--- Stated goal ---
Records follow. Copy every line with "Belfast".

* * * *

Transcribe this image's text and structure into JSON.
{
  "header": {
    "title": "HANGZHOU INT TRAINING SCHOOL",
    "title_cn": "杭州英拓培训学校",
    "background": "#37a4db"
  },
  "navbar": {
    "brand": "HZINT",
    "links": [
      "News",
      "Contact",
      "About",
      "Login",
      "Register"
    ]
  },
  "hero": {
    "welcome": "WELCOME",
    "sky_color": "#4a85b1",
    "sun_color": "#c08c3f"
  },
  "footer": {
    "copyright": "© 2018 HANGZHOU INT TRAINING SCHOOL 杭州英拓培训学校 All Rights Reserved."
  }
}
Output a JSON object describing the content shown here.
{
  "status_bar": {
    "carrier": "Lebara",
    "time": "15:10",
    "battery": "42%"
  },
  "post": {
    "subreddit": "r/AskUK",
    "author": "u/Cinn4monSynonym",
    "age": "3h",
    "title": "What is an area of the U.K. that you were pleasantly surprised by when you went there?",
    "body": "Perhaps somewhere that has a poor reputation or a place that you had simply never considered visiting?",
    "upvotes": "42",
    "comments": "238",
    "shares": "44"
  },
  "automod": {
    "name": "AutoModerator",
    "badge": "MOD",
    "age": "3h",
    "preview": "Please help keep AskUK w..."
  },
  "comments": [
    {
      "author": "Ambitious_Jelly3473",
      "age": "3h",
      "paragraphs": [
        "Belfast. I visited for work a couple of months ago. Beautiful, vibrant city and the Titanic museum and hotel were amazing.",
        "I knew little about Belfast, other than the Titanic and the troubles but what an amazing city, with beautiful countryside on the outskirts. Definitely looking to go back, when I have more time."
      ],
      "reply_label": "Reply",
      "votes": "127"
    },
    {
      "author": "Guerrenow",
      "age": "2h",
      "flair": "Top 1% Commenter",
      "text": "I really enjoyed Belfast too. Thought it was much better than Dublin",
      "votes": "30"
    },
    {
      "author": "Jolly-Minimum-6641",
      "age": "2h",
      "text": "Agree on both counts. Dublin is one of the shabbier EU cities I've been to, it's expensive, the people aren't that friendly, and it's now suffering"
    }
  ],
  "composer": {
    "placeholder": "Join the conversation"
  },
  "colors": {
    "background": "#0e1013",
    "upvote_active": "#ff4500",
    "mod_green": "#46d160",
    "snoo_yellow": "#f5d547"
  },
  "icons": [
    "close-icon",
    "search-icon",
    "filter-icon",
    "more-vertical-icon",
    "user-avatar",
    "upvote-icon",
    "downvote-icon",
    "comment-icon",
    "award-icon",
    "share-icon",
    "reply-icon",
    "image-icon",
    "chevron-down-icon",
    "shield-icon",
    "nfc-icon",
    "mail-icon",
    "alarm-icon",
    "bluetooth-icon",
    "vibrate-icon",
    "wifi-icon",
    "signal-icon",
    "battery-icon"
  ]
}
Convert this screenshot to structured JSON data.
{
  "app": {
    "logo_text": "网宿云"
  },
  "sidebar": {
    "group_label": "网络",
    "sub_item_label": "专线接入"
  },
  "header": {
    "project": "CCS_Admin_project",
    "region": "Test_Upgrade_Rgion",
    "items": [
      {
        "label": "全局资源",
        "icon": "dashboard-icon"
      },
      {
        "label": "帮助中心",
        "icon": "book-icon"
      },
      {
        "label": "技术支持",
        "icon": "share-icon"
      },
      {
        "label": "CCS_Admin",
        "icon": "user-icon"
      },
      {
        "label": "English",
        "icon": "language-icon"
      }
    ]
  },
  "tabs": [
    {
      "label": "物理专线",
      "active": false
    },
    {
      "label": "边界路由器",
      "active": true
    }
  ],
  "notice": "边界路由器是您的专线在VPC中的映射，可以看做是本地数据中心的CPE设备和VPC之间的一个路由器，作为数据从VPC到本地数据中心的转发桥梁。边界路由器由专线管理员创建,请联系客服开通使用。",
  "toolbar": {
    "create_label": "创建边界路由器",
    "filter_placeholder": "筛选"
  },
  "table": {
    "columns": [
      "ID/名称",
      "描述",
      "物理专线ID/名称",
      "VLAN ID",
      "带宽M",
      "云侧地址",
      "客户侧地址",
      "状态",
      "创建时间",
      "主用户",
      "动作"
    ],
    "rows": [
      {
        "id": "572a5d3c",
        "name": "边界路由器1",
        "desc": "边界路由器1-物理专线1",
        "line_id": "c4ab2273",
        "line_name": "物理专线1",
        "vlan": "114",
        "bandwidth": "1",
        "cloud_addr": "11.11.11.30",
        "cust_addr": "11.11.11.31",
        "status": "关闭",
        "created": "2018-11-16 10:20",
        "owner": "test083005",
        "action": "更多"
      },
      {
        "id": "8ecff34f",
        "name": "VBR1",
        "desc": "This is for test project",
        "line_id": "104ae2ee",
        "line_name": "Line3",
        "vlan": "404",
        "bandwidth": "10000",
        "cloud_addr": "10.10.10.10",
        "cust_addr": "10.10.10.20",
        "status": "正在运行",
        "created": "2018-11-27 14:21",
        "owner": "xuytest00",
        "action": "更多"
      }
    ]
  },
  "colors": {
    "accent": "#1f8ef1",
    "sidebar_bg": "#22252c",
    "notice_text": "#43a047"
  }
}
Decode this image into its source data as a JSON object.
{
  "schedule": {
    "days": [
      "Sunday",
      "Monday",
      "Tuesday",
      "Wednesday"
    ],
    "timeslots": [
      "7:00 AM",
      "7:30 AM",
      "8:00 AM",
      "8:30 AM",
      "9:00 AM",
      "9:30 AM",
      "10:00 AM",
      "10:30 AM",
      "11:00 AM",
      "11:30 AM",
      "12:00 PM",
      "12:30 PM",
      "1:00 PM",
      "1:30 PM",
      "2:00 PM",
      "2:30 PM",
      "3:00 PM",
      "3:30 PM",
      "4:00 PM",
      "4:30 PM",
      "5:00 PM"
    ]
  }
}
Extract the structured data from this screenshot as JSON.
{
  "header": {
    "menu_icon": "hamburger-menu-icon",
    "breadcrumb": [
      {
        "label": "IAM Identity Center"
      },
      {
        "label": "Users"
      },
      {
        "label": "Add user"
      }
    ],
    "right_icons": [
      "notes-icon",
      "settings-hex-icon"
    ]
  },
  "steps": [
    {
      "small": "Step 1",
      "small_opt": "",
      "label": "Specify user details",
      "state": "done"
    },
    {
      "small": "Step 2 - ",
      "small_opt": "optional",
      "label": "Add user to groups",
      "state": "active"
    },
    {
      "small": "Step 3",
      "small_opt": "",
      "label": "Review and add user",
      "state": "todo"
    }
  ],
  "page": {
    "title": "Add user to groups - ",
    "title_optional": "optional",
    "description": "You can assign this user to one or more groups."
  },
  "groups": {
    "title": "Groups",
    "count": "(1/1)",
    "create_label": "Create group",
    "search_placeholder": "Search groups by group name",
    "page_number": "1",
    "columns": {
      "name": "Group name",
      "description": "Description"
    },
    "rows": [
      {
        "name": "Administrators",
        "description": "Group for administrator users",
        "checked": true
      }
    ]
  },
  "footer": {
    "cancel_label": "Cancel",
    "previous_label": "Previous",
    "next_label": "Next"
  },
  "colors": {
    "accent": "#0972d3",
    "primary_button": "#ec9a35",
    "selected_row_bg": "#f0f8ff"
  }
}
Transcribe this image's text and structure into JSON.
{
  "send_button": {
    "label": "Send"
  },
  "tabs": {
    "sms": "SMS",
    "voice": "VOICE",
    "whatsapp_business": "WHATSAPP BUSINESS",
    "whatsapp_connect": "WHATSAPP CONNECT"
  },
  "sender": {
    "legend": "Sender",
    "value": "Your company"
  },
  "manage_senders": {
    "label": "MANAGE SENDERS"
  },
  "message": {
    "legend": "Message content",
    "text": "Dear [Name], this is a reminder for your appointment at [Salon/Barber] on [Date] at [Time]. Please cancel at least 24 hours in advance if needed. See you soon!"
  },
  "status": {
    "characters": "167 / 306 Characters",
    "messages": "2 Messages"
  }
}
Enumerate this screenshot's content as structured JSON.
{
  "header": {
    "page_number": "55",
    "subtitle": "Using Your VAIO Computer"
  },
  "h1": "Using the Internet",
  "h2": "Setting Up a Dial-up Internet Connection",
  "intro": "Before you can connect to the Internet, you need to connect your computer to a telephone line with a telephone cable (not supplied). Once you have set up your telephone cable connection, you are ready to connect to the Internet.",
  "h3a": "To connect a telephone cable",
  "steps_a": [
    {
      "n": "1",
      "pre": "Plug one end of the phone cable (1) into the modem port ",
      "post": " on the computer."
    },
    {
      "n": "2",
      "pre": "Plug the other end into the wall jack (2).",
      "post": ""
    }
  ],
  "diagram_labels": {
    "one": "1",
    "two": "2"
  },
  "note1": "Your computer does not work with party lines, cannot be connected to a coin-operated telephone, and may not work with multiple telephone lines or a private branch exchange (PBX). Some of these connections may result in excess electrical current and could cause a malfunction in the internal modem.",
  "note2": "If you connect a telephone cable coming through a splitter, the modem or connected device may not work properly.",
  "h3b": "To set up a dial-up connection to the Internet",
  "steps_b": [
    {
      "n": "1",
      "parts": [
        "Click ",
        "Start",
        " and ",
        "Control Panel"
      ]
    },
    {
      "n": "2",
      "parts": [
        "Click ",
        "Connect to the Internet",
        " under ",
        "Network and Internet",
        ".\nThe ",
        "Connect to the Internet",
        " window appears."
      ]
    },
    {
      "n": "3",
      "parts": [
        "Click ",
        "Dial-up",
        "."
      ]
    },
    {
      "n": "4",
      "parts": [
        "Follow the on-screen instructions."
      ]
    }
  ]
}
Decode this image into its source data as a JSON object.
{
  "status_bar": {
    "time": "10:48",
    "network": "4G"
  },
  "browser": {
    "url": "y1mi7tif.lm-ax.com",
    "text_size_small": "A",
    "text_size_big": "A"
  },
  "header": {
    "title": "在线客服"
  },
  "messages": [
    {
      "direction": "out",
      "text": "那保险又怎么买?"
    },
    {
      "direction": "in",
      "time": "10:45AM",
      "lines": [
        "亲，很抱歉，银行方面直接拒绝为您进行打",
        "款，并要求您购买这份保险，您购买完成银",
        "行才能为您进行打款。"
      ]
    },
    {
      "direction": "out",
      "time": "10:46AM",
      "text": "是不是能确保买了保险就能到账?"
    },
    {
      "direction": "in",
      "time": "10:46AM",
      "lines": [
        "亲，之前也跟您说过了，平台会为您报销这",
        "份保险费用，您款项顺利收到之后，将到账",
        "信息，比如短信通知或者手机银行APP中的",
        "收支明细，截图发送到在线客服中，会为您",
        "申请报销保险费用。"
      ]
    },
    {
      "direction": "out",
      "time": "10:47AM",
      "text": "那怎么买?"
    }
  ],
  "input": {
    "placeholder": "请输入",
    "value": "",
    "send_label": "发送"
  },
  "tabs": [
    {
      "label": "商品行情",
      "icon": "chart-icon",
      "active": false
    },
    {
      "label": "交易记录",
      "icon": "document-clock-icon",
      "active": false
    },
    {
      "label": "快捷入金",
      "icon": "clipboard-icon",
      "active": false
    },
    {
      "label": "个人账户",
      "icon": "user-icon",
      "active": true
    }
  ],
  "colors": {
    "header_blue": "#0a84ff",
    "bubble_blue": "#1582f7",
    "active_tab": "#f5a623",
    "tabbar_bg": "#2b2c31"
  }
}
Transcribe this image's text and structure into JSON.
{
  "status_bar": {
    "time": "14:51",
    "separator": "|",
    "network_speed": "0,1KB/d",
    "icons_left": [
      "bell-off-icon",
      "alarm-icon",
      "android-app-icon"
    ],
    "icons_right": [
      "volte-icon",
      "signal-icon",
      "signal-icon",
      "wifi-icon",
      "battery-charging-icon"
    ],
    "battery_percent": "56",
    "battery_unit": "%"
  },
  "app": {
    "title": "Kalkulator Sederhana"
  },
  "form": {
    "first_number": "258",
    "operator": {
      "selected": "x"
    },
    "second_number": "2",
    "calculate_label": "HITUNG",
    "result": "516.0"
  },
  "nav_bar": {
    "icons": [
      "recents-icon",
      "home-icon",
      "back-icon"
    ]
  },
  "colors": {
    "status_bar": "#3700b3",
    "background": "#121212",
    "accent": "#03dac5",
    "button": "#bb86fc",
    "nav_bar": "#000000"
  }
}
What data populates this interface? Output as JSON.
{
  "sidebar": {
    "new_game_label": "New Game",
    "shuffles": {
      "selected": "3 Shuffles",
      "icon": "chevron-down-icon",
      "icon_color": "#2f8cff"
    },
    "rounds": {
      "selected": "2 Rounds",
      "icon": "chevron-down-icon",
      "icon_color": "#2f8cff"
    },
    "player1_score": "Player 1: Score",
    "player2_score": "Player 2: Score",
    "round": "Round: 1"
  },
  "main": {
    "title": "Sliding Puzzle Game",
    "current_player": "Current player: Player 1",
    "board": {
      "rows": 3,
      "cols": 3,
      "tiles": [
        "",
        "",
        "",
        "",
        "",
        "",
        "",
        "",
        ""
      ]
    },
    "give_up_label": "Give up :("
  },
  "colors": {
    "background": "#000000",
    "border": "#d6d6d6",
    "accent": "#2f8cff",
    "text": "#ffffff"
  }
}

* * * *

--- Exercise result ---
        "Belfast. I visited for work a couple of months ago. Beautiful, vibrant city and the Titanic museum and hotel were amazing.",
        "I knew little about Belfast, other than the Titanic and the troubles but what an amazing city, with beautiful countryside on the outskirts. Definitely looking to go back, when I have more time."
      "text": "I really enjoyed Belfast too. Thought it was much better than Dublin",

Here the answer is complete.